## Exercise description
Transcribe the records below exactly, leaving out any pictures.

## Records that describe figures
● ● ●

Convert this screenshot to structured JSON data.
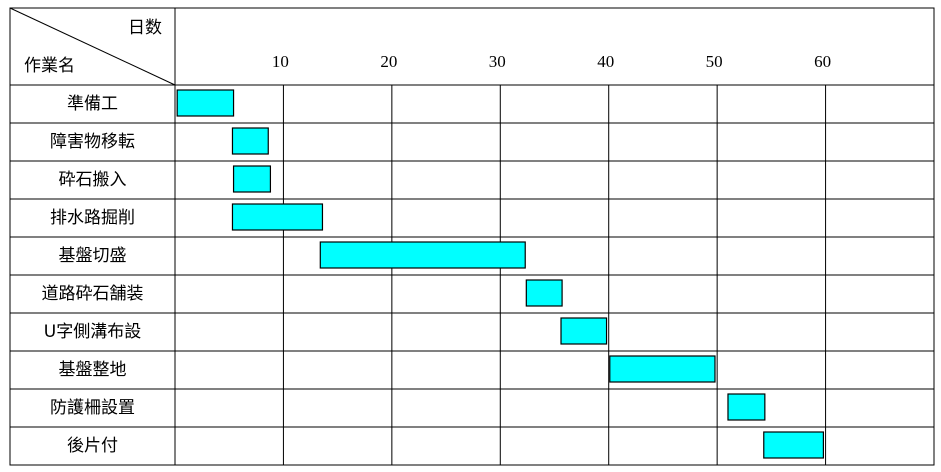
{
  "chart_data": {
    "type": "gantt",
    "value_header": "日数",
    "category_header": "作業名",
    "categories": [
      "準備工",
      "障害物移転",
      "砕石搬入",
      "排水路掘削",
      "基盤切盛",
      "道路砕石舗装",
      "U字側溝布設",
      "基盤整地",
      "防護柵設置",
      "後片付"
    ],
    "start": [
      0.2,
      5.3,
      5.4,
      5.3,
      13.4,
      32.4,
      35.6,
      40.1,
      51,
      54.3
    ],
    "end": [
      5.4,
      8.6,
      8.8,
      13.6,
      32.3,
      35.7,
      39.8,
      49.8,
      54.4,
      59.8
    ],
    "color": "#00ffff",
    "xlim": [
      0,
      70
    ],
    "xticks": [
      10,
      20,
      30,
      40,
      50,
      60
    ],
    "grid": true
  }
}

● ● ●

## Written response
Convert this screenshot to structured JSON data.
{
  "chart_data": {
    "type": "gantt",
    "value_header": "日数",
    "category_header": "作業名",
    "categories": [
      "準備工",
      "障害物移転",
      "砕石搬入",
      "排水路掘削",
      "基盤切盛",
      "道路砕石舗装",
      "U字側溝布設",
      "基盤整地",
      "防護柵設置",
      "後片付"
    ],
    "start": [
      0.2,
      5.3,
      5.4,
      5.3,
      13.4,
      32.4,
      35.6,
      40.1,
      51,
      54.3
    ],
    "end": [
      5.4,
      8.6,
      8.8,
      13.6,
      32.3,
      35.7,
      39.8,
      49.8,
      54.4,
      59.8
    ],
    "color": "#00ffff",
    "xlim": [
      0,
      70
    ],
    "xticks": [
      10,
      20,
      30,
      40,
      50,
      60
    ],
    "grid": true
  }
}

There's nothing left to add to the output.